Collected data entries
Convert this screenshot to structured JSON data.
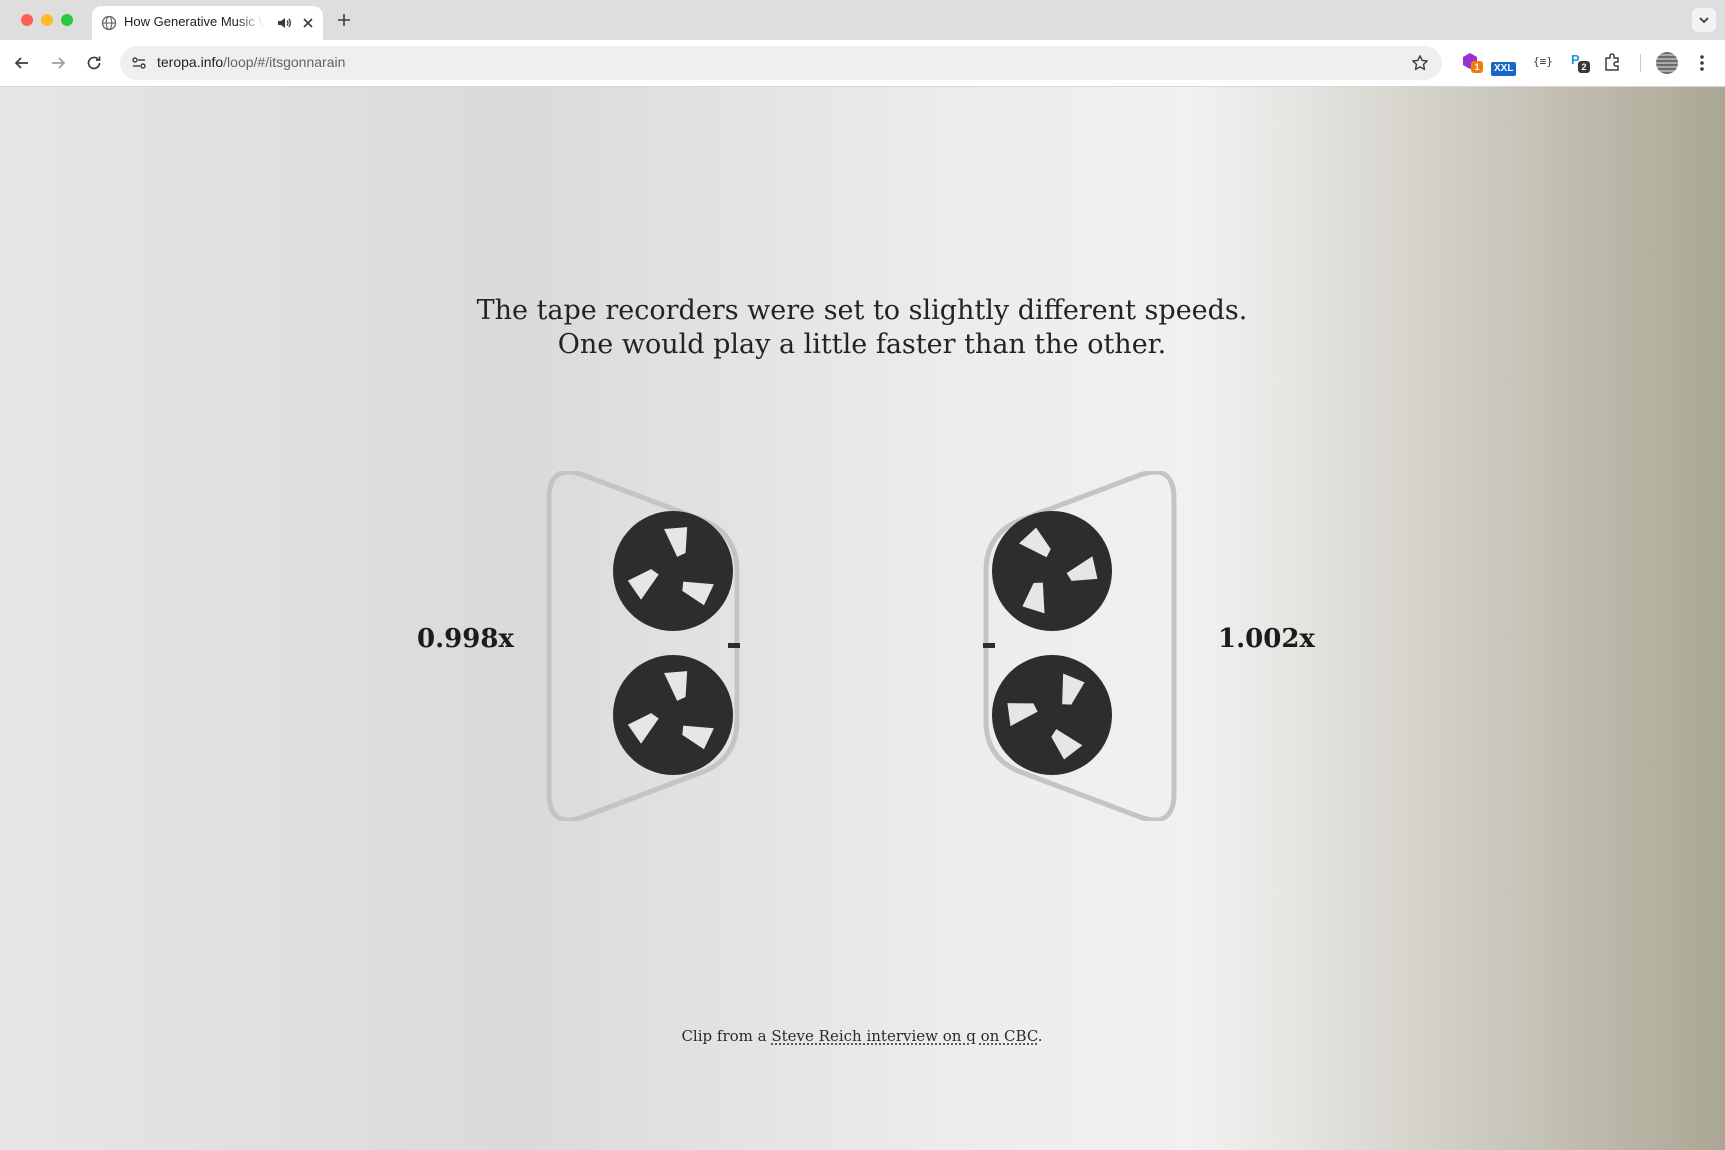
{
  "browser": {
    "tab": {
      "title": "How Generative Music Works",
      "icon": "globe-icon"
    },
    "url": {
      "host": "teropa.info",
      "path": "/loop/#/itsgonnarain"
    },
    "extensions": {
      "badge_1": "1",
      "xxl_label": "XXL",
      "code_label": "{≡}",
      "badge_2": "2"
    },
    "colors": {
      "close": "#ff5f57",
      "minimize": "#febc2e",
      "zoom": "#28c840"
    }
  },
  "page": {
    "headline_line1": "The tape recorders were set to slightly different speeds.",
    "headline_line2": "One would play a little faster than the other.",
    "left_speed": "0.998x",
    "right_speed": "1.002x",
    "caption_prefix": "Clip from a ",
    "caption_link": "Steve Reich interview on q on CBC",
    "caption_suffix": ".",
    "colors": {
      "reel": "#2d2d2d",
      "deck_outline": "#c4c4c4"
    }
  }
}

● Task description
None of the pictures should appear; repeat the records exactly otherwise.

● The reply
Convert this screenshot to structured JSON data.
{
  "browser": {
    "tab": {
      "title": "How Generative Music Works",
      "icon": "globe-icon"
    },
    "url": {
      "host": "teropa.info",
      "path": "/loop/#/itsgonnarain"
    },
    "extensions": {
      "badge_1": "1",
      "xxl_label": "XXL",
      "code_label": "{≡}",
      "badge_2": "2"
    },
    "colors": {
      "close": "#ff5f57",
      "minimize": "#febc2e",
      "zoom": "#28c840"
    }
  },
  "page": {
    "headline_line1": "The tape recorders were set to slightly different speeds.",
    "headline_line2": "One would play a little faster than the other.",
    "left_speed": "0.998x",
    "right_speed": "1.002x",
    "caption_prefix": "Clip from a ",
    "caption_link": "Steve Reich interview on q on CBC",
    "caption_suffix": ".",
    "colors": {
      "reel": "#2d2d2d",
      "deck_outline": "#c4c4c4"
    }
  }
}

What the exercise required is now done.